Written request:
Write out, character for character, the lines from the one containing "List all visible" through the one containing "paren: ) bbox=[433, 1303, 444, 1327]", both of those lines included.
━━━━━ Dataset records
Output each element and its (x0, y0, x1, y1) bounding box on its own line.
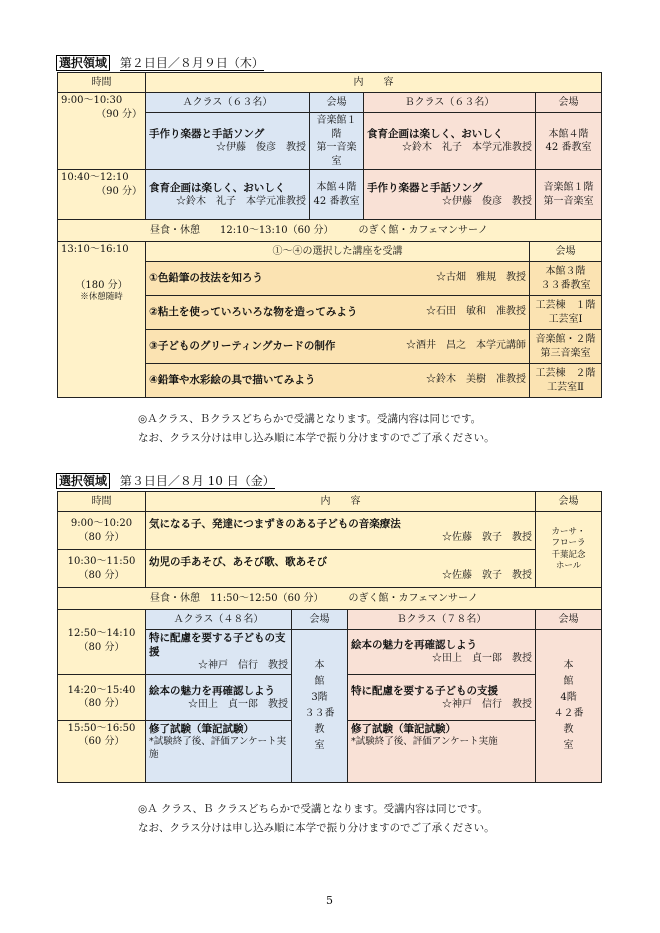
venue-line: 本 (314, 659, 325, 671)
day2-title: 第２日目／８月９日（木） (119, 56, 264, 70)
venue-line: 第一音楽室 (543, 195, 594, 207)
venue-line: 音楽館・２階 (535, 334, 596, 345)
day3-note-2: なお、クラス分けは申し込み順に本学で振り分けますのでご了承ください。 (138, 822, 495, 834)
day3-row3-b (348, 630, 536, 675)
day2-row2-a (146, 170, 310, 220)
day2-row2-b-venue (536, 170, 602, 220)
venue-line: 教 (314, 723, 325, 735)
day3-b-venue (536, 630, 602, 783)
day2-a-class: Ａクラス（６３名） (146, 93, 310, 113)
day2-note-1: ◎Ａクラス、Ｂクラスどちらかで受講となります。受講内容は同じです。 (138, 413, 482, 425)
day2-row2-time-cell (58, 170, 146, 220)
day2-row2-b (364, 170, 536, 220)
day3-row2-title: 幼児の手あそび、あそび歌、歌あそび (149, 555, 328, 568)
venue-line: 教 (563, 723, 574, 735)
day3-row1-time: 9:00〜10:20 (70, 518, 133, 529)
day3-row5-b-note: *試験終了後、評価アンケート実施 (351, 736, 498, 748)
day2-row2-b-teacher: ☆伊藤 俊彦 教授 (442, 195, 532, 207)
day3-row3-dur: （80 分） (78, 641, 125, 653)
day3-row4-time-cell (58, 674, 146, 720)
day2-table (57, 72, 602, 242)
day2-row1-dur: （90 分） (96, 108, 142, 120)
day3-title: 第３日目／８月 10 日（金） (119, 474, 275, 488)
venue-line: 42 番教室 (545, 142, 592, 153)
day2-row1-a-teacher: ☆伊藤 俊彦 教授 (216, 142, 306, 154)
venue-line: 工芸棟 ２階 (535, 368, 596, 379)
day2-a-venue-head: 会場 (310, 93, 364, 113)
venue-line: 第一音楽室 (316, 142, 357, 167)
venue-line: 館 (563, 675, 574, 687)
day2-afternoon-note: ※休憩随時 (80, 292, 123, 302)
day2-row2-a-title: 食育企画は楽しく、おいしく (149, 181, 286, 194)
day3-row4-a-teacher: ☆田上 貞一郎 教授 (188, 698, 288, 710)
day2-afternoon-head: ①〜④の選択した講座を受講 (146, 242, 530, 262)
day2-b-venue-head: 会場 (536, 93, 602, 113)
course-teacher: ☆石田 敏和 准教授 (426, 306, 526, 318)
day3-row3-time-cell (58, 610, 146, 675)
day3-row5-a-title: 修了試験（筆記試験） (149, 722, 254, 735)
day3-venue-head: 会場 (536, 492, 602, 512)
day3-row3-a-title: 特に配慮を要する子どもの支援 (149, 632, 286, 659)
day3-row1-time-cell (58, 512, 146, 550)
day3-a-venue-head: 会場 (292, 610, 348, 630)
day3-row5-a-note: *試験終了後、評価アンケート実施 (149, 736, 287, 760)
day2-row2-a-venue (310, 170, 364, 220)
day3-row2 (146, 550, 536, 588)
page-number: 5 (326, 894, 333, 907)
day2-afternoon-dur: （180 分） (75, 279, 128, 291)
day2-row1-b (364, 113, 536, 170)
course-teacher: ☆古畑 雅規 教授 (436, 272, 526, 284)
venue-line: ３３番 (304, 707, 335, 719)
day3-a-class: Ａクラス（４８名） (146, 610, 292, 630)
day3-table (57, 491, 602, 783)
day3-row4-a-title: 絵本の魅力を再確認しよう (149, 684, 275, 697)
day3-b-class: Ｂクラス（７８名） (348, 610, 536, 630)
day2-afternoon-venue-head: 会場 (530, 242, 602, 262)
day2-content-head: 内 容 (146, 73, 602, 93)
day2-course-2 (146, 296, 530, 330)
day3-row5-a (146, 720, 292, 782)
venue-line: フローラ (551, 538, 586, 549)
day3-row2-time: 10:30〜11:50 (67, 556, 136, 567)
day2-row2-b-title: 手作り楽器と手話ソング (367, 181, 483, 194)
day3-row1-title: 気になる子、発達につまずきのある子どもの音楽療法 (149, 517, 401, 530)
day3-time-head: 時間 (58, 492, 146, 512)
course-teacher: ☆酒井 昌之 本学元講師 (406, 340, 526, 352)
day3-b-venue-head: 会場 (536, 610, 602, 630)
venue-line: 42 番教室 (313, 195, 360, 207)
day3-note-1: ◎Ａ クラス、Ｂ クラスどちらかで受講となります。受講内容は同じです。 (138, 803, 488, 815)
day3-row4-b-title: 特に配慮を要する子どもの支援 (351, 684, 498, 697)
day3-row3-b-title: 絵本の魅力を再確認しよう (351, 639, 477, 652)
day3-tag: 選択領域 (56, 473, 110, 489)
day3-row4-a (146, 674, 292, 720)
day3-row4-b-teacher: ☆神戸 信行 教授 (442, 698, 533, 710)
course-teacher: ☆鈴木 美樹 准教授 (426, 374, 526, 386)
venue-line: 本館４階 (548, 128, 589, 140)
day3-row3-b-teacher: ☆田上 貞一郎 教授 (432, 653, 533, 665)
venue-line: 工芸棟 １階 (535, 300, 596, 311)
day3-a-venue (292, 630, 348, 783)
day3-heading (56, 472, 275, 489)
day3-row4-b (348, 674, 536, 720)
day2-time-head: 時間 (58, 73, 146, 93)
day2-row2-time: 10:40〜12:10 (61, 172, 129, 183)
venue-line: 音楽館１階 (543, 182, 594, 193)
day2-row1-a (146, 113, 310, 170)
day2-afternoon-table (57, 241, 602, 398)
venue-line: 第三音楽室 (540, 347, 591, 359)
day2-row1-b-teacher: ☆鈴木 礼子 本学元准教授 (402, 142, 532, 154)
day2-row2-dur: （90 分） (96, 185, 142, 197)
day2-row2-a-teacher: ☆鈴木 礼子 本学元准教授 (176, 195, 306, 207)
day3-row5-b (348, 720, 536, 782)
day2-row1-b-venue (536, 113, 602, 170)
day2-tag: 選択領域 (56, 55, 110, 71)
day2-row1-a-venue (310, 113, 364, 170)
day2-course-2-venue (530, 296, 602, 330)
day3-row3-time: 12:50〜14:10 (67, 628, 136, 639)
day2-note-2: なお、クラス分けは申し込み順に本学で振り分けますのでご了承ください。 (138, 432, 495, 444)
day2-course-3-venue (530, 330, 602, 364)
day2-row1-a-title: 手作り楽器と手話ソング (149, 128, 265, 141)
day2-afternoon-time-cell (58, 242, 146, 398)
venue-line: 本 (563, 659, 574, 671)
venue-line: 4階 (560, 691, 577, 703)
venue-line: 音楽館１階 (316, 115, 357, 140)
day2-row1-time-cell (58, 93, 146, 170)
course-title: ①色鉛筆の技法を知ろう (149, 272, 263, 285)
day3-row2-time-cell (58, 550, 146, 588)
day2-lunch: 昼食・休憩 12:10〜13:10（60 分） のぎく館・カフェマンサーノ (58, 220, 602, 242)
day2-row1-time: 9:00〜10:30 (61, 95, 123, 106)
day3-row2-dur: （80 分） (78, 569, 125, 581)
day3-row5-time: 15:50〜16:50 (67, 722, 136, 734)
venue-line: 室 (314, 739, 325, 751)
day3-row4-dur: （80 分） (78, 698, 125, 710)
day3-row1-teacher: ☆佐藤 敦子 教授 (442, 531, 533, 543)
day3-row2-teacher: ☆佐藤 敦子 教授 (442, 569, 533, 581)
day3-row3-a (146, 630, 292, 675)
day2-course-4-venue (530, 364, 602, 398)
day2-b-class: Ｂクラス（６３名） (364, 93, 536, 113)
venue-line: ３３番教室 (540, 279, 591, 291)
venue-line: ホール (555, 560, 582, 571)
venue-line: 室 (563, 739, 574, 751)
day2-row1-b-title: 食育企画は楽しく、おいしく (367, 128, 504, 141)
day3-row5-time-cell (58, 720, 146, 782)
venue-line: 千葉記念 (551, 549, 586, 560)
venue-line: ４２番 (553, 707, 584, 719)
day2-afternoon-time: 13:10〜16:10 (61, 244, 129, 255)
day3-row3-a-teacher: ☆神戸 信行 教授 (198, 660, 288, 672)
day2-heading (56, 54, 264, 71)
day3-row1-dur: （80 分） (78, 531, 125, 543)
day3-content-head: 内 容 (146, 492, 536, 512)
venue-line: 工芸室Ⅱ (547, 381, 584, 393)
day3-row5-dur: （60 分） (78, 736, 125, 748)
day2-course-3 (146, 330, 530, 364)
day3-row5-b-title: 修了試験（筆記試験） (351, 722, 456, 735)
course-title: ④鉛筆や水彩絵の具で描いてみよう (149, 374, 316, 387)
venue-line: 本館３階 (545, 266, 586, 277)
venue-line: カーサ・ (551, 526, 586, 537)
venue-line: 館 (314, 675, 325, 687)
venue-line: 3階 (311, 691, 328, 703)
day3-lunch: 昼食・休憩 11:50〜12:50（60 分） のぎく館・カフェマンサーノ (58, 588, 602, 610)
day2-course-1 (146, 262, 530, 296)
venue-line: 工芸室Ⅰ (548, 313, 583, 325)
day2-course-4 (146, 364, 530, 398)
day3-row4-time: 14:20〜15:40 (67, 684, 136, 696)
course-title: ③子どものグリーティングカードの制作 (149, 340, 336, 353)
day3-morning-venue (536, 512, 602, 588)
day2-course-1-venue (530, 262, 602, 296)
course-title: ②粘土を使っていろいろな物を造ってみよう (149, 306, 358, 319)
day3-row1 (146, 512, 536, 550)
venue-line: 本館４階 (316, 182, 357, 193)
━━━━━━━━━━
━━━━━ Dataset records
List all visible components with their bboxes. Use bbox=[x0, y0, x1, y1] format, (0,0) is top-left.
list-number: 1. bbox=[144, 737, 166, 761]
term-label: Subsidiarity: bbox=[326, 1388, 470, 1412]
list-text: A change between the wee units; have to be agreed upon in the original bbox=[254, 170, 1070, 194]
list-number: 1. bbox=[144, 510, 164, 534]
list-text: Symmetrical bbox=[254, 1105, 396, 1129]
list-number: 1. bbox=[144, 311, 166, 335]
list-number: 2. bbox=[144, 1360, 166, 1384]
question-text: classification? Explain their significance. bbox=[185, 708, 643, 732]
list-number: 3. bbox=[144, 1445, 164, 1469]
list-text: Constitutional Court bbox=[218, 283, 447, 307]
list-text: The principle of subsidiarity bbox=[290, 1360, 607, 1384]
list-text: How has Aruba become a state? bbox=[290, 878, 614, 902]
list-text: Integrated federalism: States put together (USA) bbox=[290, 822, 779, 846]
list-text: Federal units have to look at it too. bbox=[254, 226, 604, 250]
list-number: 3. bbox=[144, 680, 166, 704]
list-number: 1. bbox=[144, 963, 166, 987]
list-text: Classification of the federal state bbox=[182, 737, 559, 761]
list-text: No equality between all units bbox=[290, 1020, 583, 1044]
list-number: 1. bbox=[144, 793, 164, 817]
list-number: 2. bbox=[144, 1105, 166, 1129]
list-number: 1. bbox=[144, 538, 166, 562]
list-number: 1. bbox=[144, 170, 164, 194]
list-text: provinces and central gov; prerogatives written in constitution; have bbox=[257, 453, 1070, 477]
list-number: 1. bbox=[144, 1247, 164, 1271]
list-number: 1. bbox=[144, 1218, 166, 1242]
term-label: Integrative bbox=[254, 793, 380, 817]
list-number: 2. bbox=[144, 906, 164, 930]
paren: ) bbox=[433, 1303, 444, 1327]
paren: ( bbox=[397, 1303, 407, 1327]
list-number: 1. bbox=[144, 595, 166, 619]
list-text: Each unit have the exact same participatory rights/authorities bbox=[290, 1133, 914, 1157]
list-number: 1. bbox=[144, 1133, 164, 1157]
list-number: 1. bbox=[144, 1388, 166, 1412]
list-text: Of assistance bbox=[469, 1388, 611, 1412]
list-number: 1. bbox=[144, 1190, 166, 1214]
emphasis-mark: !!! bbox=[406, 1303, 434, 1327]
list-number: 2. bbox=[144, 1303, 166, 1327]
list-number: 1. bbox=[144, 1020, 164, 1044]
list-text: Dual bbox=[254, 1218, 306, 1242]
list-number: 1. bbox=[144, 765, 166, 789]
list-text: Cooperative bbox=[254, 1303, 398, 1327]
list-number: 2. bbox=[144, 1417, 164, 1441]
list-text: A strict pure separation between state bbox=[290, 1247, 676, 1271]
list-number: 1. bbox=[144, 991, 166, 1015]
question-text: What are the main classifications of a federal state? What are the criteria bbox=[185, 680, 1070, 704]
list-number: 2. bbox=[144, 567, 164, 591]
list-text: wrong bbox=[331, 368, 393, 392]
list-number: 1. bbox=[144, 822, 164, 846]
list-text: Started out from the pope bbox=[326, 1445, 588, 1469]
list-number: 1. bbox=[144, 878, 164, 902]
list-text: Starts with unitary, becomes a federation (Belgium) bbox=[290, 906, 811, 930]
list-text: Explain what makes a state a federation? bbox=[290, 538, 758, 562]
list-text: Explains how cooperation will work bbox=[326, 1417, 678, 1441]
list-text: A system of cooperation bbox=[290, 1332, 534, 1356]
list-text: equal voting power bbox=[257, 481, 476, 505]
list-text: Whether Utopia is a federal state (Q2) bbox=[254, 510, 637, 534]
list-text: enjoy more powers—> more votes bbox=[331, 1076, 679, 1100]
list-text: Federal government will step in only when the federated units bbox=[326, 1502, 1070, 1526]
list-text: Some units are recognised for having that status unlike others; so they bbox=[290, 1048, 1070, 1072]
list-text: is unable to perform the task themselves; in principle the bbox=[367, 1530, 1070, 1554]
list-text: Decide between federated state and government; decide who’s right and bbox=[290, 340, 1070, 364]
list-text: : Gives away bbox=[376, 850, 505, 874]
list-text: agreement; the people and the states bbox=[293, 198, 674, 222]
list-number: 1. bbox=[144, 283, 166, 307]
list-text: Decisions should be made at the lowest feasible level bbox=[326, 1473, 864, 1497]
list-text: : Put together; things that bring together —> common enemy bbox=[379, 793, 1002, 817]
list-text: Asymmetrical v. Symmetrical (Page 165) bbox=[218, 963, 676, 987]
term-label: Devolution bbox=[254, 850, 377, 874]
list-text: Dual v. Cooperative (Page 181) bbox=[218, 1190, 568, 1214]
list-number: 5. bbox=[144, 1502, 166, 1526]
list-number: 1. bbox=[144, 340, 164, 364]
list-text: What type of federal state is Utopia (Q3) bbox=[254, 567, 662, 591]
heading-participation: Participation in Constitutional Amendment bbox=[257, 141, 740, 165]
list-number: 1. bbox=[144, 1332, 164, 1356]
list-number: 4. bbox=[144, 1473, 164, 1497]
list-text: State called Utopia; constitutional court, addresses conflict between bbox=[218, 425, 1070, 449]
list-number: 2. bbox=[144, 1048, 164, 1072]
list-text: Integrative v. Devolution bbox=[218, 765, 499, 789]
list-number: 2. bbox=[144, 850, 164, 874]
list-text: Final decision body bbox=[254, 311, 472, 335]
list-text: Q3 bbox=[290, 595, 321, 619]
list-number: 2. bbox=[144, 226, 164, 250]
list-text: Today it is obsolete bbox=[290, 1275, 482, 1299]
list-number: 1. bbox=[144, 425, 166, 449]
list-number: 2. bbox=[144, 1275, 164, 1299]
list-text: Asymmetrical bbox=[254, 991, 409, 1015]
━━━━━━━━━━
Correct output:
List all visible components with their bboxes. Use bbox=[x0, y0, x1, y1] format, (0,0) is top-left.
list-number: 1. bbox=[144, 737, 166, 761]
term-label: Subsidiarity: bbox=[326, 1388, 470, 1412]
list-text: A change between the wee units; have to be agreed upon in the original bbox=[254, 170, 1070, 194]
list-number: 1. bbox=[144, 510, 164, 534]
list-text: Symmetrical bbox=[254, 1105, 396, 1129]
list-number: 1. bbox=[144, 311, 166, 335]
list-number: 2. bbox=[144, 1360, 166, 1384]
question-text: classification? Explain their significance. bbox=[185, 708, 643, 732]
list-number: 3. bbox=[144, 1445, 164, 1469]
list-text: Constitutional Court bbox=[218, 283, 447, 307]
list-text: The principle of subsidiarity bbox=[290, 1360, 607, 1384]
list-text: How has Aruba become a state? bbox=[290, 878, 614, 902]
list-text: Integrated federalism: States put together (USA) bbox=[290, 822, 779, 846]
list-text: Federal units have to look at it too. bbox=[254, 226, 604, 250]
list-number: 3. bbox=[144, 680, 166, 704]
list-number: 1. bbox=[144, 963, 166, 987]
list-text: Classification of the federal state bbox=[182, 737, 559, 761]
list-text: No equality between all units bbox=[290, 1020, 583, 1044]
list-number: 1. bbox=[144, 793, 164, 817]
list-number: 2. bbox=[144, 1105, 166, 1129]
list-number: 1. bbox=[144, 538, 166, 562]
list-number: 1. bbox=[144, 170, 164, 194]
list-text: provinces and central gov; prerogatives written in constitution; have bbox=[257, 453, 1070, 477]
list-number: 1. bbox=[144, 1247, 164, 1271]
list-number: 1. bbox=[144, 1218, 166, 1242]
term-label: Integrative bbox=[254, 793, 380, 817]
list-number: 2. bbox=[144, 906, 164, 930]
paren: ) bbox=[433, 1303, 444, 1327]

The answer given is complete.